ENTRIES SUPPLIED
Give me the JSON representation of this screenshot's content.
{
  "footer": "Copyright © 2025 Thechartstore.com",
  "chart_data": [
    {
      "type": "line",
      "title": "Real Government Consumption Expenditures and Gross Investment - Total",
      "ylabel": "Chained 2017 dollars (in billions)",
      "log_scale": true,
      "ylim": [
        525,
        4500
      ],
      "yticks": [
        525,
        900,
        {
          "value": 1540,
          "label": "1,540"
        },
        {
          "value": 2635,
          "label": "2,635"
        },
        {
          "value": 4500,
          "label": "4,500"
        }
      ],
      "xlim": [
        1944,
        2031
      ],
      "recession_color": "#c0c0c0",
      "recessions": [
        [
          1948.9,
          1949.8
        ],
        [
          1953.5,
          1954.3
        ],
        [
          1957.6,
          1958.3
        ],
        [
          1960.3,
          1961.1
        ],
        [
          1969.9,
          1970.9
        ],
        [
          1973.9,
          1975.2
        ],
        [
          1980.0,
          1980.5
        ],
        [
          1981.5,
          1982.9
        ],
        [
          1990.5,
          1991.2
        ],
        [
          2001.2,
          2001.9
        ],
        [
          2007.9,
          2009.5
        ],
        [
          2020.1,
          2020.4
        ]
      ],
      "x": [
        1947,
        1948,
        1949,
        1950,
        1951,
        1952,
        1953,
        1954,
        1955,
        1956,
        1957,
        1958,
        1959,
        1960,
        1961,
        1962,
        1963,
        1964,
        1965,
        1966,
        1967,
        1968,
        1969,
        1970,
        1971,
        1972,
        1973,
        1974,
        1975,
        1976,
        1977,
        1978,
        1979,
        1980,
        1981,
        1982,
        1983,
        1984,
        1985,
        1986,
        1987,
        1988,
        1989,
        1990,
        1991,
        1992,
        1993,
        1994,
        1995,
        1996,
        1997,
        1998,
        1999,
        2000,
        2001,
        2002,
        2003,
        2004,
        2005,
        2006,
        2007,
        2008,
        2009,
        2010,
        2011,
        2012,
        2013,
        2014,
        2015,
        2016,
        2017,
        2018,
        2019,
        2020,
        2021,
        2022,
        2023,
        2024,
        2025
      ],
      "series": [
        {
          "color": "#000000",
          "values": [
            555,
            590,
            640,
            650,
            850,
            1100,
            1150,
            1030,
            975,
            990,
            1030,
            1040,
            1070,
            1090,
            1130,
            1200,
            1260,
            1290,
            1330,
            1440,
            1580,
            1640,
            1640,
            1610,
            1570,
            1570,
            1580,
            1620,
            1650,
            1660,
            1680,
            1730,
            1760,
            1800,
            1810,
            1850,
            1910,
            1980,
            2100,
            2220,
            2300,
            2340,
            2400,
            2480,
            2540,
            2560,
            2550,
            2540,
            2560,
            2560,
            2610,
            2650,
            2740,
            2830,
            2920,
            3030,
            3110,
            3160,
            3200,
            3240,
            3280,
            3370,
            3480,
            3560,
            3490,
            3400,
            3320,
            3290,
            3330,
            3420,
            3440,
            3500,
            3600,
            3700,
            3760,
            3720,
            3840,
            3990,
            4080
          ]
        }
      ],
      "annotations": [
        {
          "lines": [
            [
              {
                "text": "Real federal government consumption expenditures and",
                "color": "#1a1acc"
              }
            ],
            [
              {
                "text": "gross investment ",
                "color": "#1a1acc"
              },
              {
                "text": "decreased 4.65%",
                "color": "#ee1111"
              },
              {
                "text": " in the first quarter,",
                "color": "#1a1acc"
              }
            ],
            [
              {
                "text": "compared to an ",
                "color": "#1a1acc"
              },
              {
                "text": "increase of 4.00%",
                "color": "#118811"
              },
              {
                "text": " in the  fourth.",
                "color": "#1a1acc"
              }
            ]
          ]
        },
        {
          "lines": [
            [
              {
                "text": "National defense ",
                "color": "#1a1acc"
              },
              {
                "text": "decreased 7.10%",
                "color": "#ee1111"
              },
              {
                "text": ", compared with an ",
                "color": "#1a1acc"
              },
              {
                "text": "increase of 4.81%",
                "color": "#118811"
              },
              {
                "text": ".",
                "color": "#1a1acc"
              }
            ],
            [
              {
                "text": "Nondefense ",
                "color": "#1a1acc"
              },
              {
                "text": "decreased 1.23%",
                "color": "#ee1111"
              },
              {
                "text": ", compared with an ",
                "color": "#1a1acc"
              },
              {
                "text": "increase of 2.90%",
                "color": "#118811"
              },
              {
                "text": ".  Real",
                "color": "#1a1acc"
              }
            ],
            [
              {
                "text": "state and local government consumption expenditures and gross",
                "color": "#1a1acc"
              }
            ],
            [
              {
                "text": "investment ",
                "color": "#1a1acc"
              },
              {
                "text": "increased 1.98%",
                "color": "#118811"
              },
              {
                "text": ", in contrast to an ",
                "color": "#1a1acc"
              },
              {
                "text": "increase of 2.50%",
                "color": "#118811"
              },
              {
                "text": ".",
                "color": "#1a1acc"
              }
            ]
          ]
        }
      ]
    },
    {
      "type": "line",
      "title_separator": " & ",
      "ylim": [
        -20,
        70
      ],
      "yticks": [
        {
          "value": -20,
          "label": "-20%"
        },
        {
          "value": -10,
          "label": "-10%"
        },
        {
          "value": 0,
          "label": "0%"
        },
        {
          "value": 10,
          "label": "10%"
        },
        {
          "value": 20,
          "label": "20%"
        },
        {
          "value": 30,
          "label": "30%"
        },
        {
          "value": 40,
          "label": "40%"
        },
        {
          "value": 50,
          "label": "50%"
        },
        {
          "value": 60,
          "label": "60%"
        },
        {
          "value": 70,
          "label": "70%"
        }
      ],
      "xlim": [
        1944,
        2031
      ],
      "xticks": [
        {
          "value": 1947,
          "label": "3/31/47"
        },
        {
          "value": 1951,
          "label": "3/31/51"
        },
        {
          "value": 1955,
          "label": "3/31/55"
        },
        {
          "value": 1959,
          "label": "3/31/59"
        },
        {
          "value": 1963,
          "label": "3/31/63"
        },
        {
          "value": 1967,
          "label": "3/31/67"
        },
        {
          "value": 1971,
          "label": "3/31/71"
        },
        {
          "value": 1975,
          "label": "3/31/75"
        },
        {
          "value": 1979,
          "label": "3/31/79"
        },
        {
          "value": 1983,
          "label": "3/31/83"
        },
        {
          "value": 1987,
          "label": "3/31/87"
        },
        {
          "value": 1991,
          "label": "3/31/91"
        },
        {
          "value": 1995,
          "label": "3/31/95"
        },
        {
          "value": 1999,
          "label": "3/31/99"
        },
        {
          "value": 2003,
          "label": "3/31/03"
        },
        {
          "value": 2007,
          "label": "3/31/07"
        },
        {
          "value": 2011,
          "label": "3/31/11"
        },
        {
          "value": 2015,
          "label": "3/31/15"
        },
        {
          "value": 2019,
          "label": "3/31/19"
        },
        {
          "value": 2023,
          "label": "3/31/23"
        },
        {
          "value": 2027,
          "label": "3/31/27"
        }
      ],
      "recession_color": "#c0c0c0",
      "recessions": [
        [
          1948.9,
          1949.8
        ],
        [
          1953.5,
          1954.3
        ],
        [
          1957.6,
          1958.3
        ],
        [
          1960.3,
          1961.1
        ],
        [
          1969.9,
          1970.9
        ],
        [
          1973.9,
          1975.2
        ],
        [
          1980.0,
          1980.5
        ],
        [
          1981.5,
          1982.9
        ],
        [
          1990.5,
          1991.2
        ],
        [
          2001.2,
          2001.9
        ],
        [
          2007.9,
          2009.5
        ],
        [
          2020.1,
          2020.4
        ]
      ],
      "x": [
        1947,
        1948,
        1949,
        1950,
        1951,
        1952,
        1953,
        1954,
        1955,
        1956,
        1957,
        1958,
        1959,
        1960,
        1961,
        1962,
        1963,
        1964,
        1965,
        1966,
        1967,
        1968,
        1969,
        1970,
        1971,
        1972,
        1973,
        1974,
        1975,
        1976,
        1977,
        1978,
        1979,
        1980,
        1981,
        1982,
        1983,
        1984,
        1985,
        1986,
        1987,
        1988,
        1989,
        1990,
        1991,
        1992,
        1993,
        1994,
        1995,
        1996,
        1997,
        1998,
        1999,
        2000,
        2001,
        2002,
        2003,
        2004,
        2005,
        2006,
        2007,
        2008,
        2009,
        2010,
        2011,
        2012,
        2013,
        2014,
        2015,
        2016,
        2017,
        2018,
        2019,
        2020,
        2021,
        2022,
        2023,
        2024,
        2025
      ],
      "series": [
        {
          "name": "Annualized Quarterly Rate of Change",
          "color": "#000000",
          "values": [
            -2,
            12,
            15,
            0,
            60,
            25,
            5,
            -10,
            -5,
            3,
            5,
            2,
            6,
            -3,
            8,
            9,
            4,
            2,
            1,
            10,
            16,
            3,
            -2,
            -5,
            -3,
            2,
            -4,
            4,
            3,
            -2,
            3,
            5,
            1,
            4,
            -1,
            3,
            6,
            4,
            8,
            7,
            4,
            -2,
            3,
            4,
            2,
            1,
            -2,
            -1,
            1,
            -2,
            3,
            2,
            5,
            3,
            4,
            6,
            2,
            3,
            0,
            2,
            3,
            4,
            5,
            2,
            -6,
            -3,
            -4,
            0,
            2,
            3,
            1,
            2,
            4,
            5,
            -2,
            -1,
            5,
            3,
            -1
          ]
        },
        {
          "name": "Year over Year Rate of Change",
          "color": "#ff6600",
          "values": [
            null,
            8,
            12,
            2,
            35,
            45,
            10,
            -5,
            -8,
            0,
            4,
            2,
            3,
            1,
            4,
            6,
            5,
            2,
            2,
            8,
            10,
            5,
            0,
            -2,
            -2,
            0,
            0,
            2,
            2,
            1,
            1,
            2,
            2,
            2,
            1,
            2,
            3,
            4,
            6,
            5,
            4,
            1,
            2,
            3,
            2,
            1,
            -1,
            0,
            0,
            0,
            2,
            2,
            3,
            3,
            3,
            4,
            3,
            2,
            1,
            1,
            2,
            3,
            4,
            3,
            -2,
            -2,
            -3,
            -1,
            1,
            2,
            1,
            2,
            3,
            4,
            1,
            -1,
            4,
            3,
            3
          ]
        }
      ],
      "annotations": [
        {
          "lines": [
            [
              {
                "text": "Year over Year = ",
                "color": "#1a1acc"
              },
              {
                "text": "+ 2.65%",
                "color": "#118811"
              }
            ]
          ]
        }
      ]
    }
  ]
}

YOUR GOAL
Find every line in the records that contains the word "Year"; copy those lines.

SOLUTION BELOW
          "name": "Year over Year Rate of Change",
                "text": "Year over Year = ",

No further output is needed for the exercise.